-- INPUT ROWS start --
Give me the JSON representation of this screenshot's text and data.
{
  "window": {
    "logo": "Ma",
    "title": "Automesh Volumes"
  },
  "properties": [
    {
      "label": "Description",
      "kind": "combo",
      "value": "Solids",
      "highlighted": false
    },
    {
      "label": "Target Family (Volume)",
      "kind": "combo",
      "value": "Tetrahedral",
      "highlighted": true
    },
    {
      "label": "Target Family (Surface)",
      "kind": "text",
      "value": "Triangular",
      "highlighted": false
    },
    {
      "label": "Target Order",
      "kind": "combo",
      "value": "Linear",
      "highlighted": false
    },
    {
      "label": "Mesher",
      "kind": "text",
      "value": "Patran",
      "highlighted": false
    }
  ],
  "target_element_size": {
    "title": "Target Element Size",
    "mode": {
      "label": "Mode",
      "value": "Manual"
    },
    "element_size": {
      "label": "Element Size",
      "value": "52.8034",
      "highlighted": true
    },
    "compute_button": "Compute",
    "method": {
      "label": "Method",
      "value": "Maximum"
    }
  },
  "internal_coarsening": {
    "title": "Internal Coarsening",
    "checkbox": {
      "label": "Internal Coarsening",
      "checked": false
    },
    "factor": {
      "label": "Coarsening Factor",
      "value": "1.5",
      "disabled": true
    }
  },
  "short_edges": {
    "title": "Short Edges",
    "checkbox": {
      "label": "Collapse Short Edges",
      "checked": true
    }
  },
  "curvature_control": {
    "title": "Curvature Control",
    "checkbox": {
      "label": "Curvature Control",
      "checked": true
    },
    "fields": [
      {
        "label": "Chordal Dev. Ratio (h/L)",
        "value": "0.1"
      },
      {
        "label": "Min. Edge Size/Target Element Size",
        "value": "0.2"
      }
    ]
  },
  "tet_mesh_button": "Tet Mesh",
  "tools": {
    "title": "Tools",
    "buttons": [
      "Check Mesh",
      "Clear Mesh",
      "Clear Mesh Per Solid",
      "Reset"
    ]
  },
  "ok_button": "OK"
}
-- INPUT ROWS end --
# GIVEN TASK:
Write out the full listing exactly as given.

# SOLUTION:
Give me the JSON representation of this screenshot's text and data.
{
  "window": {
    "logo": "Ma",
    "title": "Automesh Volumes"
  },
  "properties": [
    {
      "label": "Description",
      "kind": "combo",
      "value": "Solids",
      "highlighted": false
    },
    {
      "label": "Target Family (Volume)",
      "kind": "combo",
      "value": "Tetrahedral",
      "highlighted": true
    },
    {
      "label": "Target Family (Surface)",
      "kind": "text",
      "value": "Triangular",
      "highlighted": false
    },
    {
      "label": "Target Order",
      "kind": "combo",
      "value": "Linear",
      "highlighted": false
    },
    {
      "label": "Mesher",
      "kind": "text",
      "value": "Patran",
      "highlighted": false
    }
  ],
  "target_element_size": {
    "title": "Target Element Size",
    "mode": {
      "label": "Mode",
      "value": "Manual"
    },
    "element_size": {
      "label": "Element Size",
      "value": "52.8034",
      "highlighted": true
    },
    "compute_button": "Compute",
    "method": {
      "label": "Method",
      "value": "Maximum"
    }
  },
  "internal_coarsening": {
    "title": "Internal Coarsening",
    "checkbox": {
      "label": "Internal Coarsening",
      "checked": false
    },
    "factor": {
      "label": "Coarsening Factor",
      "value": "1.5",
      "disabled": true
    }
  },
  "short_edges": {
    "title": "Short Edges",
    "checkbox": {
      "label": "Collapse Short Edges",
      "checked": true
    }
  },
  "curvature_control": {
    "title": "Curvature Control",
    "checkbox": {
      "label": "Curvature Control",
      "checked": true
    },
    "fields": [
      {
        "label": "Chordal Dev. Ratio (h/L)",
        "value": "0.1"
      },
      {
        "label": "Min. Edge Size/Target Element Size",
        "value": "0.2"
      }
    ]
  },
  "tet_mesh_button": "Tet Mesh",
  "tools": {
    "title": "Tools",
    "buttons": [
      "Check Mesh",
      "Clear Mesh",
      "Clear Mesh Per Solid",
      "Reset"
    ]
  },
  "ok_button": "OK"
}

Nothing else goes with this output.